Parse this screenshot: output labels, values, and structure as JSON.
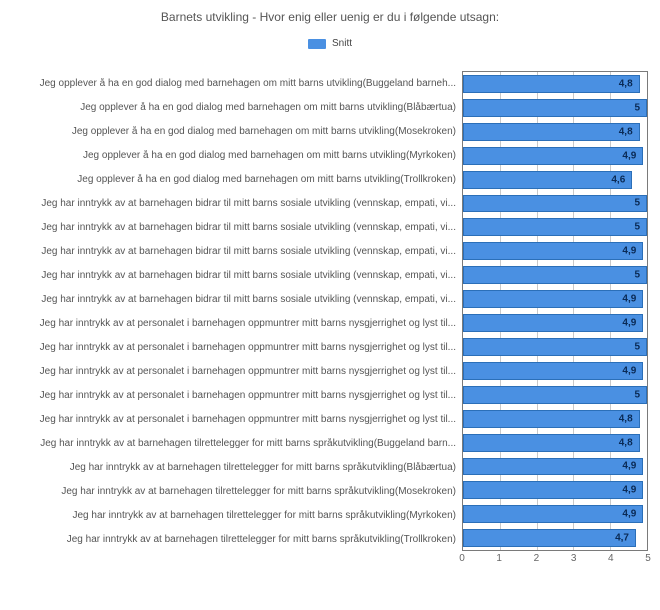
{
  "chart_data": {
    "type": "bar",
    "orientation": "horizontal",
    "title": "Barnets utvikling - Hvor enig eller uenig er du i følgende utsagn:",
    "legend_label": "Snitt",
    "xlabel": "",
    "ylabel": "",
    "xlim": [
      0,
      5
    ],
    "xticks": [
      0,
      1,
      2,
      3,
      4,
      5
    ],
    "categories": [
      "Jeg opplever å ha en god dialog med barnehagen om mitt barns utvikling(Buggeland barneh...",
      "Jeg opplever å ha en god dialog med barnehagen om mitt barns utvikling(Blåbærtua)",
      "Jeg opplever å ha en god dialog med barnehagen om mitt barns utvikling(Mosekroken)",
      "Jeg opplever å ha en god dialog med barnehagen om mitt barns utvikling(Myrkoken)",
      "Jeg opplever å ha en god dialog med barnehagen om mitt barns utvikling(Trollkroken)",
      "Jeg har inntrykk av at barnehagen bidrar til mitt barns sosiale utvikling (vennskap, empati, vi...",
      "Jeg har inntrykk av at barnehagen bidrar til mitt barns sosiale utvikling (vennskap, empati, vi...",
      "Jeg har inntrykk av at barnehagen bidrar til mitt barns sosiale utvikling (vennskap, empati, vi...",
      "Jeg har inntrykk av at barnehagen bidrar til mitt barns sosiale utvikling (vennskap, empati, vi...",
      "Jeg har inntrykk av at barnehagen bidrar til mitt barns sosiale utvikling (vennskap, empati, vi...",
      "Jeg har inntrykk av at personalet i barnehagen oppmuntrer mitt barns nysgjerrighet og lyst til...",
      "Jeg har inntrykk av at personalet i barnehagen oppmuntrer mitt barns nysgjerrighet og lyst til...",
      "Jeg har inntrykk av at personalet i barnehagen oppmuntrer mitt barns nysgjerrighet og lyst til...",
      "Jeg har inntrykk av at personalet i barnehagen oppmuntrer mitt barns nysgjerrighet og lyst til...",
      "Jeg har inntrykk av at personalet i barnehagen oppmuntrer mitt barns nysgjerrighet og lyst til...",
      "Jeg har inntrykk av at barnehagen tilrettelegger for mitt barns språkutvikling(Buggeland barn...",
      "Jeg har inntrykk av at barnehagen tilrettelegger for mitt barns språkutvikling(Blåbærtua)",
      "Jeg har inntrykk av at barnehagen tilrettelegger for mitt barns språkutvikling(Mosekroken)",
      "Jeg har inntrykk av at barnehagen tilrettelegger for mitt barns språkutvikling(Myrkoken)",
      "Jeg har inntrykk av at barnehagen tilrettelegger for mitt barns språkutvikling(Trollkroken)"
    ],
    "values": [
      4.8,
      5,
      4.8,
      4.9,
      4.6,
      5,
      5,
      4.9,
      5,
      4.9,
      4.9,
      5,
      4.9,
      5,
      4.8,
      4.8,
      4.9,
      4.9,
      4.9,
      4.7
    ],
    "value_labels": [
      "4,8",
      "5",
      "4,8",
      "4,9",
      "4,6",
      "5",
      "5",
      "4,9",
      "5",
      "4,9",
      "4,9",
      "5",
      "4,9",
      "5",
      "4,8",
      "4,8",
      "4,9",
      "4,9",
      "4,9",
      "4,7"
    ],
    "series_color": "#4a90e2"
  }
}
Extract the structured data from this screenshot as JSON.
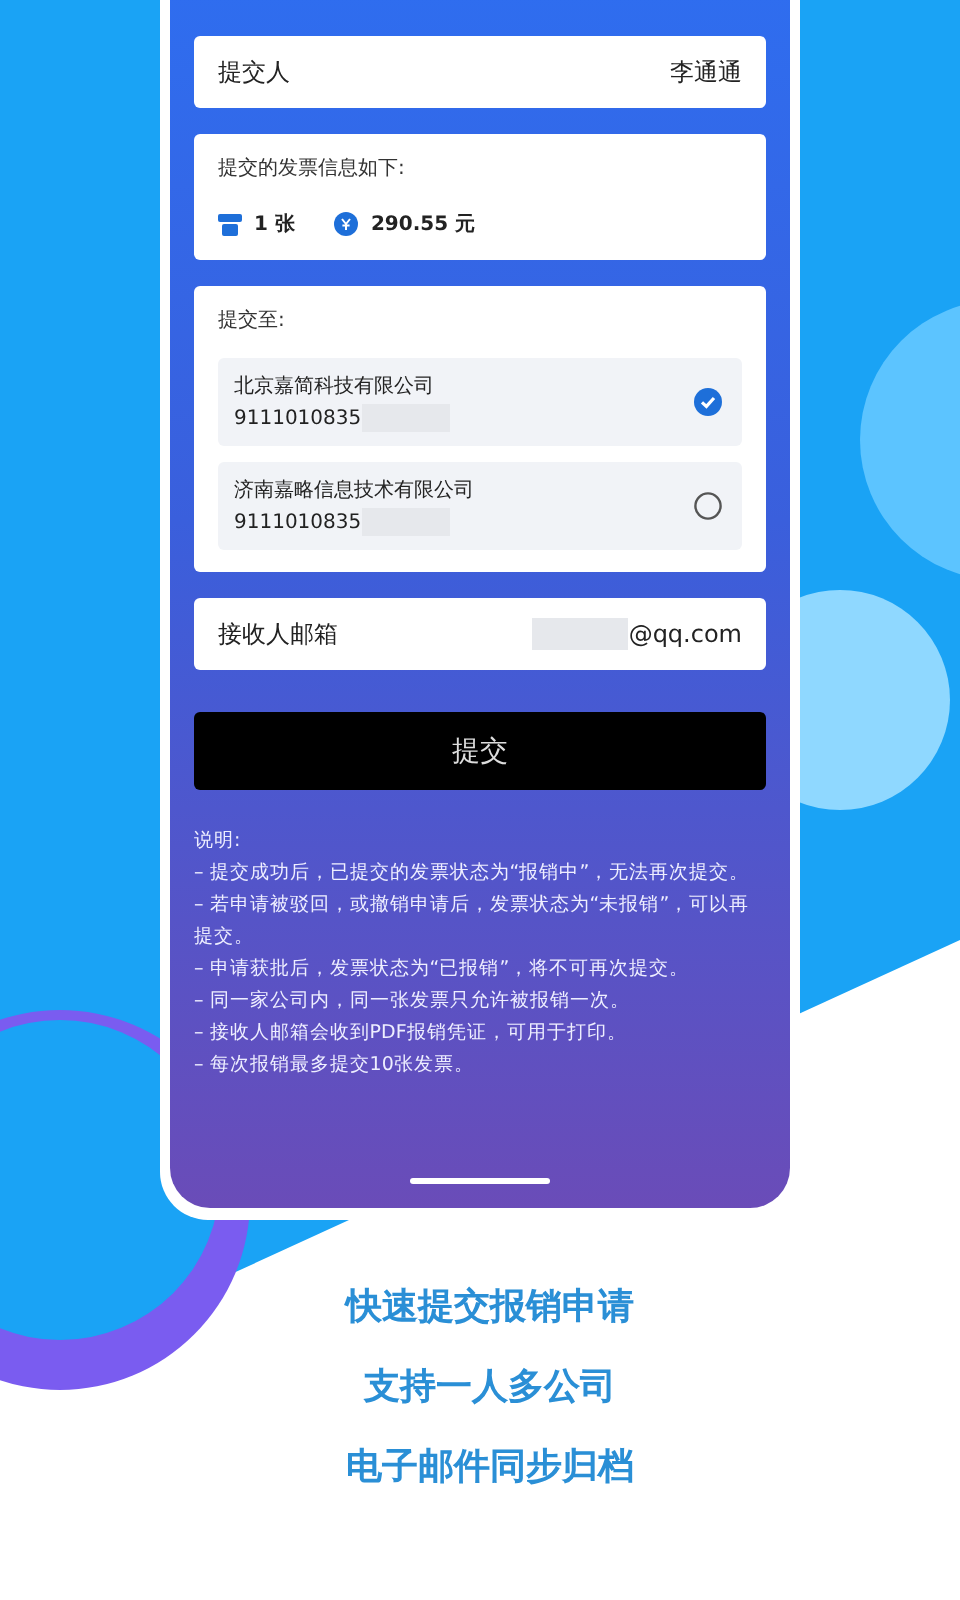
{
  "submitter": {
    "label": "提交人",
    "value": "李通通"
  },
  "invoice_info": {
    "title": "提交的发票信息如下:",
    "count": "1 张",
    "amount": "290.55 元"
  },
  "submit_to": {
    "title": "提交至:",
    "companies": [
      {
        "name": "北京嘉简科技有限公司",
        "tax_id": "9111010835",
        "selected": true
      },
      {
        "name": "济南嘉略信息技术有限公司",
        "tax_id": "9111010835",
        "selected": false
      }
    ]
  },
  "email": {
    "label": "接收人邮箱",
    "value": "@qq.com"
  },
  "submit_button": "提交",
  "notes": {
    "title": "说明:",
    "items": [
      "– 提交成功后，已提交的发票状态为“报销中”，无法再次提交。",
      "– 若申请被驳回，或撤销申请后，发票状态为“未报销”，可以再提交。",
      "– 申请获批后，发票状态为“已报销”，将不可再次提交。",
      "– 同一家公司内，同一张发票只允许被报销一次。",
      "– 接收人邮箱会收到PDF报销凭证，可用于打印。",
      "– 每次报销最多提交10张发票。"
    ]
  },
  "taglines": [
    "快速提交报销申请",
    "支持一人多公司",
    "电子邮件同步归档"
  ]
}
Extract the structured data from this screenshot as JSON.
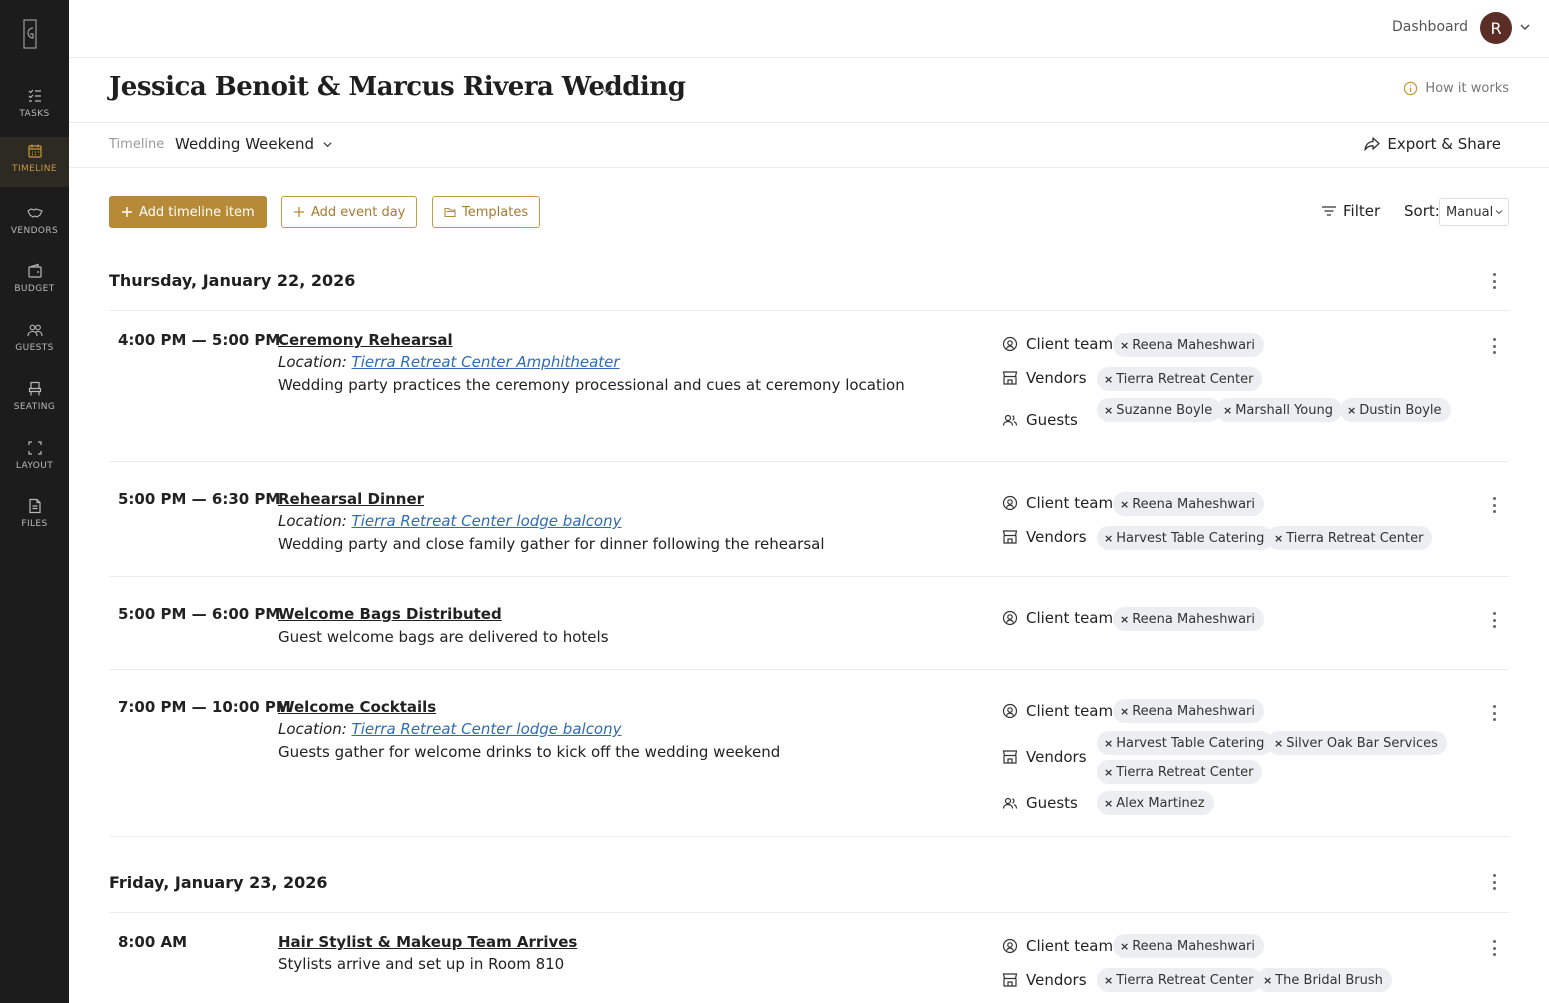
{
  "nav": {
    "logo_letter": "G",
    "items": [
      {
        "label": "TASKS",
        "icon": "tasks-icon"
      },
      {
        "label": "TIMELINE",
        "icon": "calendar-icon",
        "active": true
      },
      {
        "label": "VENDORS",
        "icon": "handshake-icon"
      },
      {
        "label": "BUDGET",
        "icon": "wallet-icon"
      },
      {
        "label": "GUESTS",
        "icon": "users-icon"
      },
      {
        "label": "SEATING",
        "icon": "chair-icon"
      },
      {
        "label": "LAYOUT",
        "icon": "expand-icon"
      },
      {
        "label": "FILES",
        "icon": "file-icon"
      }
    ]
  },
  "topbar": {
    "dashboard": "Dashboard",
    "avatar_initial": "R"
  },
  "header": {
    "title": "Jessica Benoit & Marcus Rivera Wedding",
    "how_it_works": "How it works"
  },
  "subheader": {
    "timeline_label": "Timeline",
    "timeline_select": "Wedding Weekend",
    "export_share": "Export & Share"
  },
  "toolbar": {
    "add_item": "Add timeline item",
    "add_day": "Add event day",
    "templates": "Templates",
    "filter": "Filter",
    "sort_label": "Sort:",
    "sort_value": "Manual"
  },
  "roles": {
    "client_team": "Client team",
    "vendors": "Vendors",
    "guests": "Guests"
  },
  "location_prefix": "Location:",
  "days": [
    {
      "date": "Thursday, January 22, 2026",
      "items": [
        {
          "time": "4:00 PM — 5:00 PM",
          "title": "Ceremony Rehearsal",
          "location": "Tierra Retreat Center Amphitheater",
          "description": "Wedding party practices the ceremony processional and cues at ceremony location",
          "client_team": [
            "Reena Maheshwari"
          ],
          "vendors": [
            "Tierra Retreat Center"
          ],
          "guests": [
            "Suzanne Boyle",
            "Marshall Young",
            "Dustin Boyle"
          ]
        },
        {
          "time": "5:00 PM — 6:30 PM",
          "title": "Rehearsal Dinner",
          "location": "Tierra Retreat Center lodge balcony",
          "description": "Wedding party and close family gather for dinner following the rehearsal",
          "client_team": [
            "Reena Maheshwari"
          ],
          "vendors": [
            "Harvest Table Catering",
            "Tierra Retreat Center"
          ]
        },
        {
          "time": "5:00 PM — 6:00 PM",
          "title": "Welcome Bags Distributed",
          "description": "Guest welcome bags are delivered to hotels",
          "client_team": [
            "Reena Maheshwari"
          ]
        },
        {
          "time": "7:00 PM — 10:00 PM",
          "title": "Welcome Cocktails",
          "location": "Tierra Retreat Center lodge balcony",
          "description": "Guests gather for welcome drinks to kick off the wedding weekend",
          "client_team": [
            "Reena Maheshwari"
          ],
          "vendors": [
            "Harvest Table Catering",
            "Silver Oak Bar Services",
            "Tierra Retreat Center"
          ],
          "guests": [
            "Alex Martinez"
          ]
        }
      ]
    },
    {
      "date": "Friday, January 23, 2026",
      "items": [
        {
          "time": "8:00 AM",
          "title": "Hair Stylist & Makeup Team Arrives",
          "description": "Stylists arrive and set up in Room 810",
          "client_team": [
            "Reena Maheshwari"
          ],
          "vendors": [
            "Tierra Retreat Center",
            "The Bridal Brush"
          ]
        }
      ]
    }
  ]
}
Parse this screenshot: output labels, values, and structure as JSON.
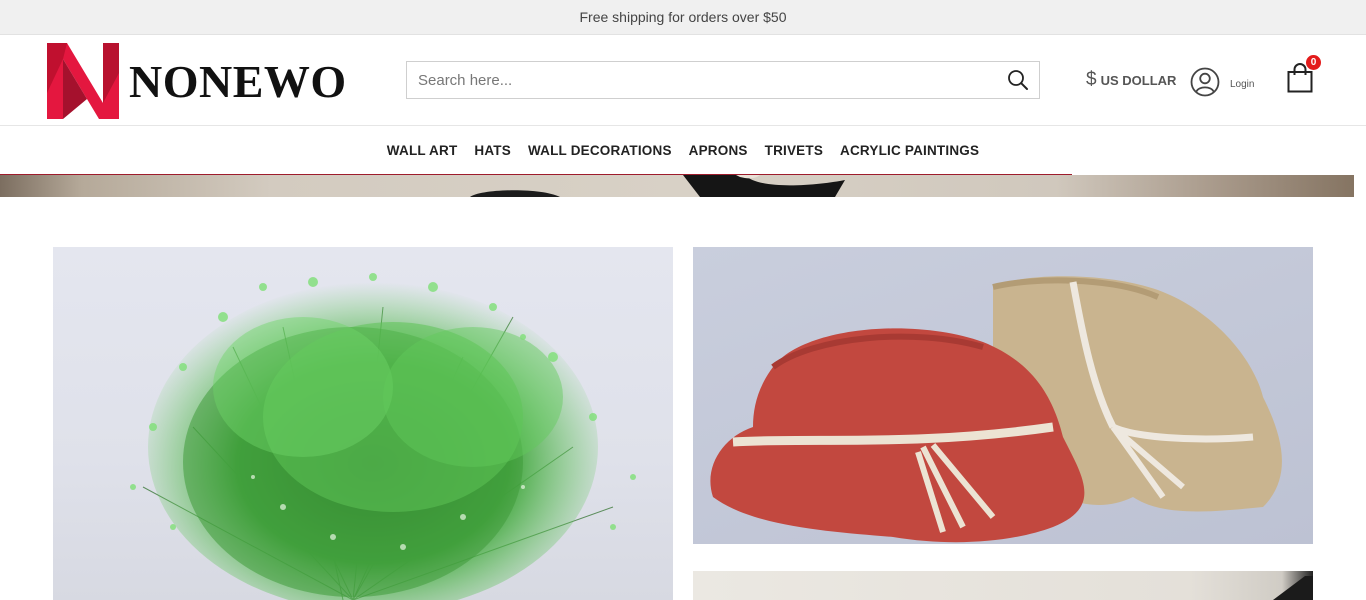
{
  "topbar": {
    "text": "Free shipping for orders over $50"
  },
  "header": {
    "logo_text": "NONEWO",
    "search": {
      "placeholder": "Search here..."
    },
    "currency": {
      "symbol": "$",
      "label": "US DOLLAR"
    },
    "account": {
      "login_label": "Login"
    },
    "cart": {
      "count": "0"
    }
  },
  "nav": {
    "items": [
      {
        "label": "WALL ART"
      },
      {
        "label": "HATS"
      },
      {
        "label": "WALL DECORATIONS"
      },
      {
        "label": "APRONS"
      },
      {
        "label": "TRIVETS"
      },
      {
        "label": "ACRYLIC PAINTINGS"
      }
    ]
  },
  "colors": {
    "accent": "#e31b1b",
    "logo_red": "#e4173f",
    "logo_dark_red": "#a5112d",
    "nav_underline": "#9e1c2c",
    "topbar_bg": "#f0f0f0"
  },
  "icons": {
    "search": "search-icon",
    "account": "user-circle-icon",
    "cart": "shopping-bag-icon",
    "currency": "dollar-icon"
  },
  "tiles": [
    {
      "subject": "green-flower-bouquet-image"
    },
    {
      "subject": "crochet-hats-image"
    },
    {
      "subject": "product-image"
    }
  ]
}
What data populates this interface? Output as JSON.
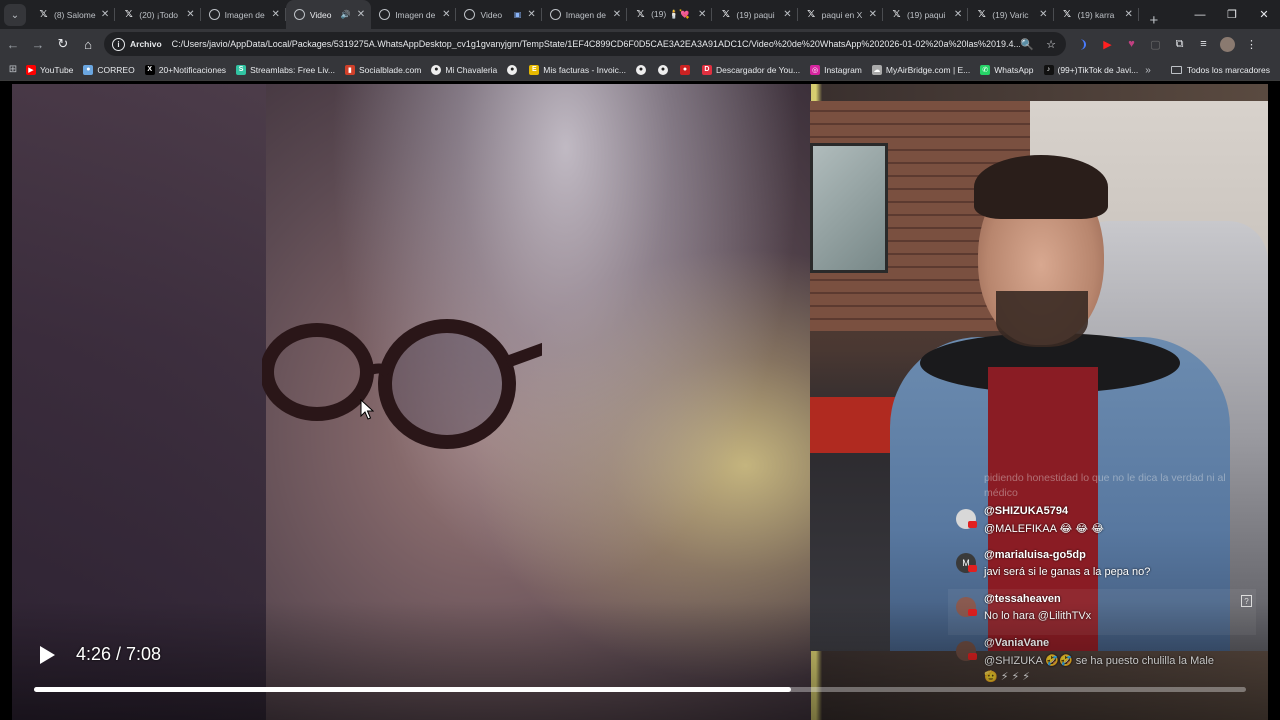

_Task to carry out_
Copy out every line of the data that includes "subject".

_Output for this exercise_
      "subject": "green-flower-bouquet-image"
      "subject": "crochet-hats-image"
      "subject": "product-image"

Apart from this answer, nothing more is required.